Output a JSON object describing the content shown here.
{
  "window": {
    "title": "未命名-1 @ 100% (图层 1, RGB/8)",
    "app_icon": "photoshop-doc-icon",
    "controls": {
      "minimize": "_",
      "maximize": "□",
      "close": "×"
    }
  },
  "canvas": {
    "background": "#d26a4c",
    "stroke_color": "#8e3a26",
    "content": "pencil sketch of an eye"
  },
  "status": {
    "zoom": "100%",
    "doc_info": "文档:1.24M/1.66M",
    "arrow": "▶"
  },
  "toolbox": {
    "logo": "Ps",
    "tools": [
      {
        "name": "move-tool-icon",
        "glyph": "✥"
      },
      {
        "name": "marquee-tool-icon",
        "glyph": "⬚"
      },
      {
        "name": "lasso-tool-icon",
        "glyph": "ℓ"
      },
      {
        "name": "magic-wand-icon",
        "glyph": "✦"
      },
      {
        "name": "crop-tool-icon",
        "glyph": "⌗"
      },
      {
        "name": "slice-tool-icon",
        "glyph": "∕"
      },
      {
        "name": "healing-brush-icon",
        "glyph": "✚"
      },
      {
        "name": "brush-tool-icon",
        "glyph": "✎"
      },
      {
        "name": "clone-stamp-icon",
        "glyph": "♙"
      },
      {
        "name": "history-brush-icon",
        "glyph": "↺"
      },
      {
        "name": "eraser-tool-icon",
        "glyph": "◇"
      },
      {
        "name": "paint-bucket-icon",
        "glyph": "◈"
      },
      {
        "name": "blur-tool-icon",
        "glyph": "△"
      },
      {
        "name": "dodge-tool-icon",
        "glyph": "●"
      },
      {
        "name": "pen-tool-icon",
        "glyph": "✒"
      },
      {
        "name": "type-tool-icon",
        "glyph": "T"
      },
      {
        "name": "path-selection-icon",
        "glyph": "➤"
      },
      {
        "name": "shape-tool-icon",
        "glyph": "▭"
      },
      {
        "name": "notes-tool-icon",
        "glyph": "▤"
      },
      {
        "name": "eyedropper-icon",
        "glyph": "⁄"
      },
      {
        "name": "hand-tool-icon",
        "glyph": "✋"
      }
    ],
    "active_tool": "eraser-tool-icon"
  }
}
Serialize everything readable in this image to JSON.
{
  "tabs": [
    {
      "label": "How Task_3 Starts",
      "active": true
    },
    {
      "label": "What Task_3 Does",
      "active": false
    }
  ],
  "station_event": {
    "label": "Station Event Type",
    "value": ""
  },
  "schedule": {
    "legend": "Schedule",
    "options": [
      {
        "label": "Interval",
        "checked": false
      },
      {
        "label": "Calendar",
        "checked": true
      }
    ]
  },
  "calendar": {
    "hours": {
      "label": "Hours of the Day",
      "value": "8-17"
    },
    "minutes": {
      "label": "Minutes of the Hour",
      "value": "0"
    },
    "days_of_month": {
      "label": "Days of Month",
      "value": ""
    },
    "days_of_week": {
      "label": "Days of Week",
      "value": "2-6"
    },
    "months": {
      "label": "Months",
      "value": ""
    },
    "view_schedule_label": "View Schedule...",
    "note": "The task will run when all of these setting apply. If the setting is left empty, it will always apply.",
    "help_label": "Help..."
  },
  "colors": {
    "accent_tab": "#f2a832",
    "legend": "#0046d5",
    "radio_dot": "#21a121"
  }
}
------------------------------
Your task is to transcribe the listing above in full, exactly as given.

Output a JSON object describing the content shown here.
{
  "window": {
    "title": "未命名-1 @ 100% (图层 1, RGB/8)",
    "app_icon": "photoshop-doc-icon",
    "controls": {
      "minimize": "_",
      "maximize": "□",
      "close": "×"
    }
  },
  "canvas": {
    "background": "#d26a4c",
    "stroke_color": "#8e3a26",
    "content": "pencil sketch of an eye"
  },
  "status": {
    "zoom": "100%",
    "doc_info": "文档:1.24M/1.66M",
    "arrow": "▶"
  },
  "toolbox": {
    "logo": "Ps",
    "tools": [
      {
        "name": "move-tool-icon",
        "glyph": "✥"
      },
      {
        "name": "marquee-tool-icon",
        "glyph": "⬚"
      },
      {
        "name": "lasso-tool-icon",
        "glyph": "ℓ"
      },
      {
        "name": "magic-wand-icon",
        "glyph": "✦"
      },
      {
        "name": "crop-tool-icon",
        "glyph": "⌗"
      },
      {
        "name": "slice-tool-icon",
        "glyph": "∕"
      },
      {
        "name": "healing-brush-icon",
        "glyph": "✚"
      },
      {
        "name": "brush-tool-icon",
        "glyph": "✎"
      },
      {
        "name": "clone-stamp-icon",
        "glyph": "♙"
      },
      {
        "name": "history-brush-icon",
        "glyph": "↺"
      },
      {
        "name": "eraser-tool-icon",
        "glyph": "◇"
      },
      {
        "name": "paint-bucket-icon",
        "glyph": "◈"
      },
      {
        "name": "blur-tool-icon",
        "glyph": "△"
      },
      {
        "name": "dodge-tool-icon",
        "glyph": "●"
      },
      {
        "name": "pen-tool-icon",
        "glyph": "✒"
      },
      {
        "name": "type-tool-icon",
        "glyph": "T"
      },
      {
        "name": "path-selection-icon",
        "glyph": "➤"
      },
      {
        "name": "shape-tool-icon",
        "glyph": "▭"
      },
      {
        "name": "notes-tool-icon",
        "glyph": "▤"
      },
      {
        "name": "eyedropper-icon",
        "glyph": "⁄"
      },
      {
        "name": "hand-tool-icon",
        "glyph": "✋"
      }
    ],
    "active_tool": "eraser-tool-icon"
  }
}
Serialize everything readable in this image to JSON.
{
  "tabs": [
    {
      "label": "How Task_3 Starts",
      "active": true
    },
    {
      "label": "What Task_3 Does",
      "active": false
    }
  ],
  "station_event": {
    "label": "Station Event Type",
    "value": ""
  },
  "schedule": {
    "legend": "Schedule",
    "options": [
      {
        "label": "Interval",
        "checked": false
      },
      {
        "label": "Calendar",
        "checked": true
      }
    ]
  },
  "calendar": {
    "hours": {
      "label": "Hours of the Day",
      "value": "8-17"
    },
    "minutes": {
      "label": "Minutes of the Hour",
      "value": "0"
    },
    "days_of_month": {
      "label": "Days of Month",
      "value": ""
    },
    "days_of_week": {
      "label": "Days of Week",
      "value": "2-6"
    },
    "months": {
      "label": "Months",
      "value": ""
    },
    "view_schedule_label": "View Schedule...",
    "note": "The task will run when all of these setting apply. If the setting is left empty, it will always apply.",
    "help_label": "Help..."
  },
  "colors": {
    "accent_tab": "#f2a832",
    "legend": "#0046d5",
    "radio_dot": "#21a121"
  }
}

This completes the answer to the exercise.